→ REQUIRED WORK
Check each line of the records below for the string "screenshot", then state how many lines contain it, with no other output.

[Collected data entries]
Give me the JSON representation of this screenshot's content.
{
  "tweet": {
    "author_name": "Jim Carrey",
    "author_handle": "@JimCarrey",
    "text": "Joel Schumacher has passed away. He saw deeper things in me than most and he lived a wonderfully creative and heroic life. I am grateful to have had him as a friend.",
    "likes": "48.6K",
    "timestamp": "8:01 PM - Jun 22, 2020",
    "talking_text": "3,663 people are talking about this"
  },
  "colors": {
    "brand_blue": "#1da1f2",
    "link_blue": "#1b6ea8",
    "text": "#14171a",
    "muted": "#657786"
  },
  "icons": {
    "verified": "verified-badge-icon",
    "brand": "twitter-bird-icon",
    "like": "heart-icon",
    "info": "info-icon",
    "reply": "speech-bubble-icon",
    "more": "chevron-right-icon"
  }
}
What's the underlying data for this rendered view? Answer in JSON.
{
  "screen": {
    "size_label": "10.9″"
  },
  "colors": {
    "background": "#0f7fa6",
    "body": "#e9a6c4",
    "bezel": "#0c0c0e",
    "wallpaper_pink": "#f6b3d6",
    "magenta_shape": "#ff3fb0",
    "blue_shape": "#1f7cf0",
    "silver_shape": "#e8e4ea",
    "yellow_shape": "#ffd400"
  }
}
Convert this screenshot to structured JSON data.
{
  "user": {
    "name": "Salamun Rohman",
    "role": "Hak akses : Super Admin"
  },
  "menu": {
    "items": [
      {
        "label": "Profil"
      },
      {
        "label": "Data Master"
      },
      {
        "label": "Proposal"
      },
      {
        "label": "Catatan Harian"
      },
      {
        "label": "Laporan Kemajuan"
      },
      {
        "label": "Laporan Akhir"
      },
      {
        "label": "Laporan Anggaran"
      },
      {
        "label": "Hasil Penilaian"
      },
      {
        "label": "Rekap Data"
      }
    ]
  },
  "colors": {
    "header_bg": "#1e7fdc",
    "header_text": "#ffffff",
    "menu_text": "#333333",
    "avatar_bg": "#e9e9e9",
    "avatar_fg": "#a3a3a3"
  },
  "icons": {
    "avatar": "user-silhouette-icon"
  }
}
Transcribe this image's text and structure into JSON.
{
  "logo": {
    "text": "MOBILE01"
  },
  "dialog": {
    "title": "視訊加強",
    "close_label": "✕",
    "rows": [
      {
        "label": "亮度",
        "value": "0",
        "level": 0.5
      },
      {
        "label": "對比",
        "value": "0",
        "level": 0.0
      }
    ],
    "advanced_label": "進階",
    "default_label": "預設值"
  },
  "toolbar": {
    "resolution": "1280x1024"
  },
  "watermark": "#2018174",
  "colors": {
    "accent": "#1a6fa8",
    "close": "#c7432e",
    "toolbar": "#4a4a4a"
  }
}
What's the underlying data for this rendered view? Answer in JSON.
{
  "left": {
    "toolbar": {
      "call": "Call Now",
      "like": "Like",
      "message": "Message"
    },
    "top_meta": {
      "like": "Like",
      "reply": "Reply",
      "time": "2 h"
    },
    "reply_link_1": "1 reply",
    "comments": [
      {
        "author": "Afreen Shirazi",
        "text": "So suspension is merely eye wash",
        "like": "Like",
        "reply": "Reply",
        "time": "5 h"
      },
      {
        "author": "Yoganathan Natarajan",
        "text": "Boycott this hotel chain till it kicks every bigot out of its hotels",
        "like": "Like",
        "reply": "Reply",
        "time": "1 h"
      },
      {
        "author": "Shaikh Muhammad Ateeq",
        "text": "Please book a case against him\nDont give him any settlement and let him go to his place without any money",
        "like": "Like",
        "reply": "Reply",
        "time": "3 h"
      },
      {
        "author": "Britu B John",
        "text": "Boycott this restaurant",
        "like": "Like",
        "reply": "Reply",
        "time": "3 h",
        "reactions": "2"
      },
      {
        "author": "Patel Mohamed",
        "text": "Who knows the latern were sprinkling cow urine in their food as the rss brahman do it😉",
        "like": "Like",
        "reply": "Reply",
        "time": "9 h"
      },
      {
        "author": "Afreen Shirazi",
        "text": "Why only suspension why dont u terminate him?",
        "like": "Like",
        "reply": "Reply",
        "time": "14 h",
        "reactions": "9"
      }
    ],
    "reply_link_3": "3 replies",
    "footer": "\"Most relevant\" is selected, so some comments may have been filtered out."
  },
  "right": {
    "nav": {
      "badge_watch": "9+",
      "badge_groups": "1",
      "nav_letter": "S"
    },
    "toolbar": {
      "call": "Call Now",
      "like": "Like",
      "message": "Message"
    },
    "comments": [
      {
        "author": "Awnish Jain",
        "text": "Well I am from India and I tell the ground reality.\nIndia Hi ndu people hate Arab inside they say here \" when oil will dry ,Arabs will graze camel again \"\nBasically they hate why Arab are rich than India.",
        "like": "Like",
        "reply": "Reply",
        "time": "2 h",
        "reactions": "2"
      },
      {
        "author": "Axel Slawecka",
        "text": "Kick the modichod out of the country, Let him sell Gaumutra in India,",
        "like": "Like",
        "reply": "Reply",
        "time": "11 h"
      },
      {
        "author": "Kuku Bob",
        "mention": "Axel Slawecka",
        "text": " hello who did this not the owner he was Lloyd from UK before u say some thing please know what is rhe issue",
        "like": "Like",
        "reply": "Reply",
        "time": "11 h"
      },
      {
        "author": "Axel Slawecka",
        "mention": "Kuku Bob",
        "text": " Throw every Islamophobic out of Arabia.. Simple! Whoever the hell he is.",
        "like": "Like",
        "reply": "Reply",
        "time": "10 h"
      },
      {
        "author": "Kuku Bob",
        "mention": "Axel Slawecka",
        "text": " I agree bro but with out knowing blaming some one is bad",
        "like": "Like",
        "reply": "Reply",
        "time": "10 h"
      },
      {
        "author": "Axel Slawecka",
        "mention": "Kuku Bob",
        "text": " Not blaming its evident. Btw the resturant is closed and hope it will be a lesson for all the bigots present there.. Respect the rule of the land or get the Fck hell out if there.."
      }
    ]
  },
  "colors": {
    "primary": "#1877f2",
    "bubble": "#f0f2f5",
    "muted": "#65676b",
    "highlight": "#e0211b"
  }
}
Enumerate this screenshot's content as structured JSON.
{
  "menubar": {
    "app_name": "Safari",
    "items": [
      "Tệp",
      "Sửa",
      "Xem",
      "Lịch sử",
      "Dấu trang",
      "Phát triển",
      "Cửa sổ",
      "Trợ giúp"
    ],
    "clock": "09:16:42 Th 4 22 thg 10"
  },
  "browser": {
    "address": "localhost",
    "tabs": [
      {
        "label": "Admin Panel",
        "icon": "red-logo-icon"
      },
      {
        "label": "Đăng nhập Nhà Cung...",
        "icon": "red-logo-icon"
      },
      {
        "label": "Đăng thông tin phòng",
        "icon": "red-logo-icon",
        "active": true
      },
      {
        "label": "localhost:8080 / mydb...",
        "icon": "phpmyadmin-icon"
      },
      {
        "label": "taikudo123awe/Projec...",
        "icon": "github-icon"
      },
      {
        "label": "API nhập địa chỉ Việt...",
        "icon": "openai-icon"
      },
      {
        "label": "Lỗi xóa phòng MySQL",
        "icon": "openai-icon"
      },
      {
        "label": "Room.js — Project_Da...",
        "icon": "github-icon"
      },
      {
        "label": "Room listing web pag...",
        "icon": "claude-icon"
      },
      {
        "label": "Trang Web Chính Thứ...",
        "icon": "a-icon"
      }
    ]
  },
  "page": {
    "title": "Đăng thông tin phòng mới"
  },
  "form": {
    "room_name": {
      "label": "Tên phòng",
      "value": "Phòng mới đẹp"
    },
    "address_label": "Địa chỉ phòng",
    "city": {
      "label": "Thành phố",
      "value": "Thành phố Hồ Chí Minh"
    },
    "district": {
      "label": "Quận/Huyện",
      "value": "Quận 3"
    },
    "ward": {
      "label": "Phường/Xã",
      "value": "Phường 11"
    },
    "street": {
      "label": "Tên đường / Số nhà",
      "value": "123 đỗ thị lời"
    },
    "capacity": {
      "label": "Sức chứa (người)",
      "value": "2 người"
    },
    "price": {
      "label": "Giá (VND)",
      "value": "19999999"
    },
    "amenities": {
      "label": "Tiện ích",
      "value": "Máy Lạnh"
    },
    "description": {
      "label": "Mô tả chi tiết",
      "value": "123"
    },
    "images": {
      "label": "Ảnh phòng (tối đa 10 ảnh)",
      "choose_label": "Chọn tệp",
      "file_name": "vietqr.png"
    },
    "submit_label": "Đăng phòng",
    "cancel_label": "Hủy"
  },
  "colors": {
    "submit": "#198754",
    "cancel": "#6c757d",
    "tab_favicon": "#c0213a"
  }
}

→ SOLUTION
3